DIRECTIONS =>
(1) Per the permutation-in-string problem page, what kind of characters make up s1 and s2?
(2) Which variables are initialized in the header of the for loop that steps through s2 in the code on the permutation-in-string problem page?

TEXT SEGMENT =>
567. Permutation in String

Description

Given two strings s1 and s2, return true if s2 contains a permutation of s1, or false otherwise.

In other words, return true if one of s1's permutations is the substring of s2.

Example 1:

Input: s1 = "ab", s2 = "eidbaooo"
Output: true
Explanation: s2 contains one permutation of s1 ("ba").

Example 2:

Input: s1 = "ab", s2 = "eidboaoo"
Output: false

Constraints:

• 1 <= s1.length, s2.length <= 104
• s1 and s2 consist of lowercase English letters.

---

Solutions

Solution 1

Intuition

Code

class Solution {
public:
    unordered_map<char, int> map1, map2;
    bool check(char& c) {
        if (map1.count(c) && map1[c] == map2[c]) {
            return true;
        }
        return false;
    }
    bool checkInclusion(string s1, string s2) {
        for (char& c : s1) {
            map1[c]++;
        }
        for (int i = 0, j = 0, cnt = 0; i < s2.size(); i++) {
            if (check(s2[i])) cnt--;
            map2[s2[i]]++;
            if (check(s2[i])) cnt++;
            if (i - j == s1.size()) {
                if (check(s2[j])) cnt--;
                map2[s2[j]]--;
                if (check(s2[j])) cnt++;
                j++;
            }
            if (cnt == map1.size()) return true;
        }
        return false;
    }
};

Complexity

• Time: O(n)
• Space: O(n)

---

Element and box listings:

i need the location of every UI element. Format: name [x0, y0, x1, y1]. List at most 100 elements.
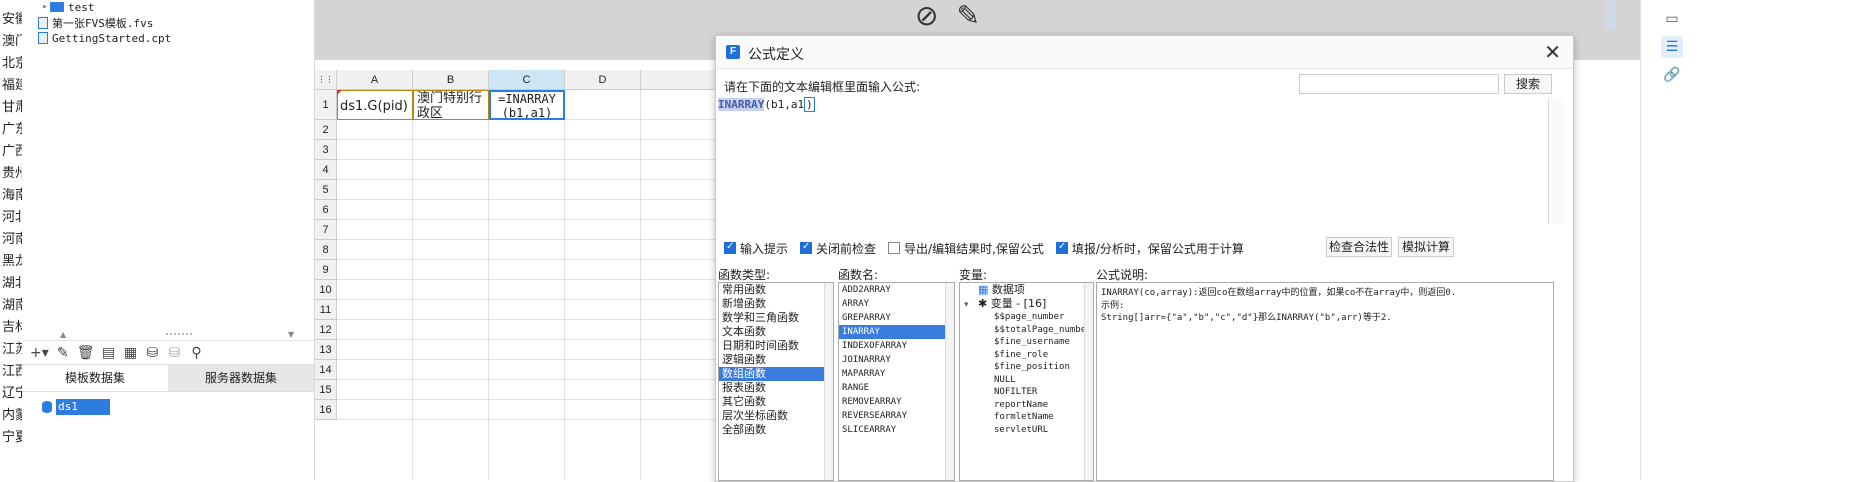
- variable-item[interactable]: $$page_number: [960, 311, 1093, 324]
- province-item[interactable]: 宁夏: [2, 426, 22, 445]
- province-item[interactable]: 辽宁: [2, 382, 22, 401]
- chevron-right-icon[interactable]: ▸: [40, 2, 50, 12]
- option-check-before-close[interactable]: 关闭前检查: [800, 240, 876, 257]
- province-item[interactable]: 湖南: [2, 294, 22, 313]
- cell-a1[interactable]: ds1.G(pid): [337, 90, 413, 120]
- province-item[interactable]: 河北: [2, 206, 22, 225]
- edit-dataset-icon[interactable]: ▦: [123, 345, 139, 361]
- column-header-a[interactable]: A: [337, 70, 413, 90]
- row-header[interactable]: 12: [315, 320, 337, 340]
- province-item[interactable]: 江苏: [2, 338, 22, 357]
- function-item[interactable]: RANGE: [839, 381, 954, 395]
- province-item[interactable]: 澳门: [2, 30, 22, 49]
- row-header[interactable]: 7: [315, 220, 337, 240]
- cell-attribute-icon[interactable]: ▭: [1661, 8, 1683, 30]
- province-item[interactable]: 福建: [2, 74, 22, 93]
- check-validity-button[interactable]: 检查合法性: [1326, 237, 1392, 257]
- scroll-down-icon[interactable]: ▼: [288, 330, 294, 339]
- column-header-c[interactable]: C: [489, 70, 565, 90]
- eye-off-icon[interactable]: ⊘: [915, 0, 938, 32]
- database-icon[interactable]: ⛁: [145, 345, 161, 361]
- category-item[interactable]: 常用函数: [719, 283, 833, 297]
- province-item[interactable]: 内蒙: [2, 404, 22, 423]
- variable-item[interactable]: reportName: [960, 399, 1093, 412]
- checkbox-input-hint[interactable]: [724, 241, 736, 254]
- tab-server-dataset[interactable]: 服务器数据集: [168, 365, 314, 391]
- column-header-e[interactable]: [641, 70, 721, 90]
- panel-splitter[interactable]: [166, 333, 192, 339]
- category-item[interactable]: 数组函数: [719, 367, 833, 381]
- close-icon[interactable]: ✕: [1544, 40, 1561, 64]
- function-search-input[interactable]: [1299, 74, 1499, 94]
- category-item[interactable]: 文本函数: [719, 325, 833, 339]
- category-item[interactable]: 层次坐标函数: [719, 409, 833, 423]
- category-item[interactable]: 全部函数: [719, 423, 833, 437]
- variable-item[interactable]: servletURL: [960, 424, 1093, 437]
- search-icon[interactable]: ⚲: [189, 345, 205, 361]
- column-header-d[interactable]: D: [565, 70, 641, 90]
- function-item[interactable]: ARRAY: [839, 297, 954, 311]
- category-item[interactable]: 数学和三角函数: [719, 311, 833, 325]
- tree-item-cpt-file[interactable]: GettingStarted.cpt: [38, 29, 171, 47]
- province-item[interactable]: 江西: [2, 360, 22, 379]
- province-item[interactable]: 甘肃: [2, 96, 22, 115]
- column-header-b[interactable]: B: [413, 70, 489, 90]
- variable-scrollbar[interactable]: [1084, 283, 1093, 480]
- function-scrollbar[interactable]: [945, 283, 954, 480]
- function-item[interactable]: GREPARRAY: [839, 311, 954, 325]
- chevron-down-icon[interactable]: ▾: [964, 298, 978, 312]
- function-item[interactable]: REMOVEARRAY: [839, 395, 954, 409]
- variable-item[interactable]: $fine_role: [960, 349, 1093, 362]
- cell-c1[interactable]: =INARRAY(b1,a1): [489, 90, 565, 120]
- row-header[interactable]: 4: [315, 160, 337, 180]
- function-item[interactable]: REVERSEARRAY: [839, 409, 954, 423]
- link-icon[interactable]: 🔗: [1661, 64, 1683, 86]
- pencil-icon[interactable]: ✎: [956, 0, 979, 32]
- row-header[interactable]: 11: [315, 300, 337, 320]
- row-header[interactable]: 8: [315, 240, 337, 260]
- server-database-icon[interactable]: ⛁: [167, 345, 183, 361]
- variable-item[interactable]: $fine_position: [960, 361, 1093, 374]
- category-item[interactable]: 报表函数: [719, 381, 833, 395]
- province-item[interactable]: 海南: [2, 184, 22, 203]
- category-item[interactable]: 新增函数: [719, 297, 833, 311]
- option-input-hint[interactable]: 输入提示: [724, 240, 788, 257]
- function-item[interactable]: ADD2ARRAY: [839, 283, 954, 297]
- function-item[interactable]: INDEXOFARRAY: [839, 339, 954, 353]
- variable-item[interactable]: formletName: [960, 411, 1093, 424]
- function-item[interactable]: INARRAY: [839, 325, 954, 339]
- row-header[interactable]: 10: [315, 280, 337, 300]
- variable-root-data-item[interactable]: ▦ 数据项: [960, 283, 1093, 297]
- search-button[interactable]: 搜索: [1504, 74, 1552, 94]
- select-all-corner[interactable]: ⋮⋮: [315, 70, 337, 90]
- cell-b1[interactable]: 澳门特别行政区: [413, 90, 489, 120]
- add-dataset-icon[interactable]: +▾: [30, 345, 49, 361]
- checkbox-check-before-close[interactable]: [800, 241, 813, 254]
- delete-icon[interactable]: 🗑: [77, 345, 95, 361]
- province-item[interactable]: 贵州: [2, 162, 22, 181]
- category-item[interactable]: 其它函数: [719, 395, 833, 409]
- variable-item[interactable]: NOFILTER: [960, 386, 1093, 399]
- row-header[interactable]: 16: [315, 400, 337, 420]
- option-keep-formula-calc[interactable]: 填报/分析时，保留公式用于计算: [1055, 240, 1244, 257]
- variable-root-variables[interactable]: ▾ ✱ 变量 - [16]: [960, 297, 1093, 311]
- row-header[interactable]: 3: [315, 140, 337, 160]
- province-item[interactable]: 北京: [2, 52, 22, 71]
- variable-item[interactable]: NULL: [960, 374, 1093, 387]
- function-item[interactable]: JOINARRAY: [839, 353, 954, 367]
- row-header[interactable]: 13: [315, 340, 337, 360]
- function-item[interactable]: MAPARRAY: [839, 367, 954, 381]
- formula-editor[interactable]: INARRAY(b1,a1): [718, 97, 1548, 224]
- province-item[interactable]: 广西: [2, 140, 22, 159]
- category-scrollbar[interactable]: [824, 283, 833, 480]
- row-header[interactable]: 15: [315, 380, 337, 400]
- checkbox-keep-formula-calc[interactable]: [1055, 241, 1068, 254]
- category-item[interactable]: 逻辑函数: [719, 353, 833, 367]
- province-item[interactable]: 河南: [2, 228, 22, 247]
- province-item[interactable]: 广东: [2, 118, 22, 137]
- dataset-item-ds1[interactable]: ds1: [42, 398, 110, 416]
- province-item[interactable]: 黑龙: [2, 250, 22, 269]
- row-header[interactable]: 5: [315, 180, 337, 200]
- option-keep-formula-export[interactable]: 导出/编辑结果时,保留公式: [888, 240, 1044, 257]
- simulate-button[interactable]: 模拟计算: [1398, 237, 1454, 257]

ANSWERS TO THE TASKS =>
(1) Lowercase English letters.

(2) i, j, and cnt, each set to 0.